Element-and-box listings
•••
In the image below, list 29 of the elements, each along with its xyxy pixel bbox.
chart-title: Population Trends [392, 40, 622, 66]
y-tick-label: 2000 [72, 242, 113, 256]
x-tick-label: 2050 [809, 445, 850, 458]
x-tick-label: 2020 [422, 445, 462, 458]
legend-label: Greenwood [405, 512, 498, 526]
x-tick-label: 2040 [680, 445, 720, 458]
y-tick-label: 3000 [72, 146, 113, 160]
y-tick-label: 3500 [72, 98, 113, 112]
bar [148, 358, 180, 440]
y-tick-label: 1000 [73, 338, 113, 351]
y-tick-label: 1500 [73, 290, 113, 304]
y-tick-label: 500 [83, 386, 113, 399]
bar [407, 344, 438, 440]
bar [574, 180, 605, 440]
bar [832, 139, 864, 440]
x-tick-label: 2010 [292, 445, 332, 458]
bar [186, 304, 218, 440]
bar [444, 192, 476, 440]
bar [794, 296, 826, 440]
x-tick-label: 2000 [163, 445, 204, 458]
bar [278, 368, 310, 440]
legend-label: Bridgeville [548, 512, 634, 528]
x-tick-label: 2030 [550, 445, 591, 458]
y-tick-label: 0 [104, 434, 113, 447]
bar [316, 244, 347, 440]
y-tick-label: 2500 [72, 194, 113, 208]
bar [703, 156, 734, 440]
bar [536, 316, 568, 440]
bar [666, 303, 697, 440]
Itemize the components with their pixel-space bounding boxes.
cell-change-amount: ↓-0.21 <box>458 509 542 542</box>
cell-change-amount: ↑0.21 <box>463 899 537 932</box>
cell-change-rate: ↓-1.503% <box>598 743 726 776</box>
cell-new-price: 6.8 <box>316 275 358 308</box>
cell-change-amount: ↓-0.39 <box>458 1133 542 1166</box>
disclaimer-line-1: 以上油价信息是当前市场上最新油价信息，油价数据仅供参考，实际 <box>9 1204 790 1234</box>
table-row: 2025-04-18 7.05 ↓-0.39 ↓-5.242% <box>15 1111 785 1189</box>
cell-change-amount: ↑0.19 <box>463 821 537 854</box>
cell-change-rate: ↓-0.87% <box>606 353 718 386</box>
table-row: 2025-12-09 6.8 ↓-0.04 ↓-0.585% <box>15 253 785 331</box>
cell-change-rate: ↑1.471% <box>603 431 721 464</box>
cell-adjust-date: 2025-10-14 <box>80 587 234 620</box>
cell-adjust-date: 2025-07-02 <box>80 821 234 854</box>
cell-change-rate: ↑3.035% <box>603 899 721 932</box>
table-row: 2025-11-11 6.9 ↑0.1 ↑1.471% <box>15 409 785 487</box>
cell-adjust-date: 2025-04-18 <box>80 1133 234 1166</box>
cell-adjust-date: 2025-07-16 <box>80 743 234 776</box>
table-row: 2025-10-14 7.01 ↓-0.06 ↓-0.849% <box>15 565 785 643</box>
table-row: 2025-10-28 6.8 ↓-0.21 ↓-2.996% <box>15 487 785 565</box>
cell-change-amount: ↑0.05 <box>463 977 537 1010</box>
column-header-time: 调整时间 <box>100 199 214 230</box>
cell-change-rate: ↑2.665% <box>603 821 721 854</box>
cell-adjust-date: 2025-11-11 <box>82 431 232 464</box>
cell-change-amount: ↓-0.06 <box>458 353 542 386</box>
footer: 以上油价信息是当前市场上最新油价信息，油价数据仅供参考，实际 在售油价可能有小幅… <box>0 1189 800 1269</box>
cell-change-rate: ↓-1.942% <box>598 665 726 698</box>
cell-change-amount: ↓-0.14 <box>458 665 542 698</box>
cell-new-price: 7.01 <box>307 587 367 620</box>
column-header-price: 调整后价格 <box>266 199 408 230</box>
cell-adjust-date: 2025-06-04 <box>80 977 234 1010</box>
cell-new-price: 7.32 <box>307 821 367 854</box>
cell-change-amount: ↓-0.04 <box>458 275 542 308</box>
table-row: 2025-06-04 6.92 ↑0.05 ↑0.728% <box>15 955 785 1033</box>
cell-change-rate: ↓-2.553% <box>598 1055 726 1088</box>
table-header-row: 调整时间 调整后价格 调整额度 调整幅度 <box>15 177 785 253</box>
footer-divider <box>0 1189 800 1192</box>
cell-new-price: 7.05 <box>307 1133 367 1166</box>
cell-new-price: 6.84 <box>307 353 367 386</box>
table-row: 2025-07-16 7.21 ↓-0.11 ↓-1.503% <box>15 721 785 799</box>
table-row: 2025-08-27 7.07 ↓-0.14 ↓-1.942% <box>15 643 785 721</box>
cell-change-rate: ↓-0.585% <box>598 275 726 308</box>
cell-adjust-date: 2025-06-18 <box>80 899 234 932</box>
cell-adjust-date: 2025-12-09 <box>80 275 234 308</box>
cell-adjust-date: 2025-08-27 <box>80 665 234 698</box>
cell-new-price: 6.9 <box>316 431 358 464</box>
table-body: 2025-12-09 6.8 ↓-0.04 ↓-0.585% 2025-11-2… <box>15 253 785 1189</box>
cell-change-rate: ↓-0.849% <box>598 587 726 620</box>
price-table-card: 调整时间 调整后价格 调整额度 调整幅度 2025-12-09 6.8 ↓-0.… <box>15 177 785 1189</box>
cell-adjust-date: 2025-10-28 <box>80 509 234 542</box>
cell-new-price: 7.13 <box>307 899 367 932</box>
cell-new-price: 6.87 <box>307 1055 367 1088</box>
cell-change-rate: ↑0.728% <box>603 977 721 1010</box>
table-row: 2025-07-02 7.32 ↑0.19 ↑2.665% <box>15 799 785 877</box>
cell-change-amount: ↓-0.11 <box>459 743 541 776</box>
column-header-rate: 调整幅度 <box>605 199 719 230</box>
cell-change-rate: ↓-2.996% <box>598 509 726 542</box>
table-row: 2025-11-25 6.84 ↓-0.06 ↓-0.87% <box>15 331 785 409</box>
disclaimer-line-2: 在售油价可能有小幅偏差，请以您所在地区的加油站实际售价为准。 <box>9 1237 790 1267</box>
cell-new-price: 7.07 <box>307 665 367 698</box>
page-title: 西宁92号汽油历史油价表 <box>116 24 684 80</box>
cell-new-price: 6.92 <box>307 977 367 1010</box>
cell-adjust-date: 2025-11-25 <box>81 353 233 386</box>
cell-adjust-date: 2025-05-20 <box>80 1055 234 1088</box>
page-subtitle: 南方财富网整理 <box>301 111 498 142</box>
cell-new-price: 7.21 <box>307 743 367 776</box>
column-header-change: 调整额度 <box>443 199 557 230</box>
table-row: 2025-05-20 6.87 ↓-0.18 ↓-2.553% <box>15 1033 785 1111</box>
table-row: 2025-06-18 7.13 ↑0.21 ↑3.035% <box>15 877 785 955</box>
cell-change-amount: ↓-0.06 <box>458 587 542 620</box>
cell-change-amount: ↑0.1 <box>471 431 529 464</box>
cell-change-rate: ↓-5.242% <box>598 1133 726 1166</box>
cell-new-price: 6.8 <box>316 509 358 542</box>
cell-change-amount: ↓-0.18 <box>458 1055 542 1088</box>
•••
## WHAT YOU HAVE TO DO
Copy out every line above, character for character, with no changes.

## RESULT FOR THIS EXERCISE
In the image below, list 29 of the elements, each along with its xyxy pixel bbox.
chart-title: Population Trends [392, 40, 622, 66]
y-tick-label: 2000 [72, 242, 113, 256]
x-tick-label: 2050 [809, 445, 850, 458]
x-tick-label: 2020 [422, 445, 462, 458]
legend-label: Greenwood [405, 512, 498, 526]
x-tick-label: 2040 [680, 445, 720, 458]
y-tick-label: 3000 [72, 146, 113, 160]
y-tick-label: 3500 [72, 98, 113, 112]
bar [148, 358, 180, 440]
y-tick-label: 1000 [73, 338, 113, 351]
y-tick-label: 1500 [73, 290, 113, 304]
y-tick-label: 500 [83, 386, 113, 399]
bar [407, 344, 438, 440]
bar [574, 180, 605, 440]
bar [832, 139, 864, 440]
x-tick-label: 2010 [292, 445, 332, 458]
bar [186, 304, 218, 440]
bar [444, 192, 476, 440]
bar [794, 296, 826, 440]
x-tick-label: 2000 [163, 445, 204, 458]
bar [278, 368, 310, 440]
legend-label: Bridgeville [548, 512, 634, 528]
x-tick-label: 2030 [550, 445, 591, 458]
y-tick-label: 0 [104, 434, 113, 447]
bar [316, 244, 347, 440]
y-tick-label: 2500 [72, 194, 113, 208]
bar [703, 156, 734, 440]
bar [536, 316, 568, 440]
bar [666, 303, 697, 440]
Itemize the components with their pixel-space bounding boxes.
cell-change-amount: ↓-0.21 <box>458 509 542 542</box>
cell-change-amount: ↑0.21 <box>463 899 537 932</box>
cell-change-rate: ↓-1.503% <box>598 743 726 776</box>
cell-new-price: 6.8 <box>316 275 358 308</box>
cell-change-amount: ↓-0.39 <box>458 1133 542 1166</box>
disclaimer-line-1: 以上油价信息是当前市场上最新油价信息，油价数据仅供参考，实际 <box>9 1204 790 1234</box>
table-row: 2025-04-18 7.05 ↓-0.39 ↓-5.242% <box>15 1111 785 1189</box>
cell-change-amount: ↑0.19 <box>463 821 537 854</box>
cell-change-rate: ↓-0.87% <box>606 353 718 386</box>
table-row: 2025-12-09 6.8 ↓-0.04 ↓-0.585% <box>15 253 785 331</box>
cell-change-rate: ↑1.471% <box>603 431 721 464</box>
cell-adjust-date: 2025-10-14 <box>80 587 234 620</box>
cell-adjust-date: 2025-07-02 <box>80 821 234 854</box>
cell-change-rate: ↑3.035% <box>603 899 721 932</box>
table-row: 2025-11-11 6.9 ↑0.1 ↑1.471% <box>15 409 785 487</box>
cell-adjust-date: 2025-04-18 <box>80 1133 234 1166</box>
cell-adjust-date: 2025-07-16 <box>80 743 234 776</box>
table-row: 2025-10-14 7.01 ↓-0.06 ↓-0.849% <box>15 565 785 643</box>
table-row: 2025-10-28 6.8 ↓-0.21 ↓-2.996% <box>15 487 785 565</box>
cell-change-amount: ↑0.05 <box>463 977 537 1010</box>
column-header-time: 调整时间 <box>100 199 214 230</box>
cell-change-rate: ↑2.665% <box>603 821 721 854</box>
cell-adjust-date: 2025-11-11 <box>82 431 232 464</box>
cell-change-amount: ↓-0.06 <box>458 353 542 386</box>
footer: 以上油价信息是当前市场上最新油价信息，油价数据仅供参考，实际 在售油价可能有小幅… <box>0 1189 800 1269</box>
cell-change-rate: ↓-1.942% <box>598 665 726 698</box>
cell-change-amount: ↓-0.14 <box>458 665 542 698</box>
cell-new-price: 7.01 <box>307 587 367 620</box>
column-header-price: 调整后价格 <box>266 199 408 230</box>
cell-adjust-date: 2025-06-04 <box>80 977 234 1010</box>
cell-new-price: 7.32 <box>307 821 367 854</box>
cell-change-amount: ↓-0.04 <box>458 275 542 308</box>
table-row: 2025-06-04 6.92 ↑0.05 ↑0.728% <box>15 955 785 1033</box>
cell-change-rate: ↓-2.553% <box>598 1055 726 1088</box>
table-header-row: 调整时间 调整后价格 调整额度 调整幅度 <box>15 177 785 253</box>
footer-divider <box>0 1189 800 1192</box>
cell-new-price: 7.05 <box>307 1133 367 1166</box>
cell-new-price: 6.84 <box>307 353 367 386</box>
table-row: 2025-07-16 7.21 ↓-0.11 ↓-1.503% <box>15 721 785 799</box>
table-row: 2025-08-27 7.07 ↓-0.14 ↓-1.942% <box>15 643 785 721</box>
cell-change-rate: ↓-0.585% <box>598 275 726 308</box>
cell-adjust-date: 2025-06-18 <box>80 899 234 932</box>
cell-adjust-date: 2025-12-09 <box>80 275 234 308</box>
cell-adjust-date: 2025-08-27 <box>80 665 234 698</box>
cell-new-price: 6.9 <box>316 431 358 464</box>
table-body: 2025-12-09 6.8 ↓-0.04 ↓-0.585% 2025-11-2… <box>15 253 785 1189</box>
cell-change-rate: ↓-0.849% <box>598 587 726 620</box>
price-table-card: 调整时间 调整后价格 调整额度 调整幅度 2025-12-09 6.8 ↓-0.… <box>15 177 785 1189</box>
cell-adjust-date: 2025-10-28 <box>80 509 234 542</box>
cell-new-price: 7.13 <box>307 899 367 932</box>
cell-new-price: 6.87 <box>307 1055 367 1088</box>
cell-change-rate: ↑0.728% <box>603 977 721 1010</box>
table-row: 2025-07-02 7.32 ↑0.19 ↑2.665% <box>15 799 785 877</box>
cell-change-amount: ↓-0.11 <box>459 743 541 776</box>
column-header-rate: 调整幅度 <box>605 199 719 230</box>
cell-change-rate: ↓-2.996% <box>598 509 726 542</box>
table-row: 2025-11-25 6.84 ↓-0.06 ↓-0.87% <box>15 331 785 409</box>
disclaimer-line-2: 在售油价可能有小幅偏差，请以您所在地区的加油站实际售价为准。 <box>9 1237 790 1267</box>
cell-new-price: 7.07 <box>307 665 367 698</box>
page-title: 西宁92号汽油历史油价表 <box>116 24 684 80</box>
cell-new-price: 6.92 <box>307 977 367 1010</box>
cell-adjust-date: 2025-11-25 <box>81 353 233 386</box>
cell-adjust-date: 2025-05-20 <box>80 1055 234 1088</box>
page-subtitle: 南方财富网整理 <box>301 111 498 142</box>
cell-new-price: 7.21 <box>307 743 367 776</box>
column-header-change: 调整额度 <box>443 199 557 230</box>
table-row: 2025-05-20 6.87 ↓-0.18 ↓-2.553% <box>15 1033 785 1111</box>
table-row: 2025-06-18 7.13 ↑0.21 ↑3.035% <box>15 877 785 955</box>
cell-change-amount: ↓-0.06 <box>458 587 542 620</box>
cell-change-amount: ↑0.1 <box>471 431 529 464</box>
cell-change-rate: ↓-5.242% <box>598 1133 726 1166</box>
cell-new-price: 6.8 <box>316 509 358 542</box>
cell-change-amount: ↓-0.18 <box>458 1055 542 1088</box>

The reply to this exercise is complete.